→ Excerpted text
The Olympic Channel was established last year to bridge the chasm between the quadrennial Games and provide a consistency of coverage that has traditionally disappeared once the Olympic flame has been extinguished in the host city.

Just six months after the launch of the channel, following the conclusion of the Rio 2016 summer Olympics, forecasting the future trajectory of the project with any degree of certainty requires numerous assumptions.

According to the channel’s general manager, Mark Parkman, focusing on the short-term audience figures for an embryonic initiative is not an accurate litmus test – for the time being at least.

“The International Olympic Committee has made clear the ultimate objectives for the Olympic Channel, so our measurement will be based in the long term on achieving those objectives, rather than giving short-term audience objectives,” he tells SportBusiness International.

“In addition, as an OTT platform, the Olympic Channel is not a traditional linear channel, thus it is not rated. We will use data from our users and other statistical measurements to help inform and support our structure as we continue to develop and grow the platform.”

However, if other metrics are considered at this stage of the channel’s development, a progress report provides a promising outlook.

Records of where elements appear
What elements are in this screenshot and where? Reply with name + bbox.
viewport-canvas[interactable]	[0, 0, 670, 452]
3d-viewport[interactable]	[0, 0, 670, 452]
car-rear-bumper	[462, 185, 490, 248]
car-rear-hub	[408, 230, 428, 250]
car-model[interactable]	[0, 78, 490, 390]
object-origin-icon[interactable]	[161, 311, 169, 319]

→ Aim of the exercise
List every organization or publication mentioned by name in the Olympic Channel text.

→ Expected output
- Olympic Channel
- International Olympic Committee
- SportBusiness International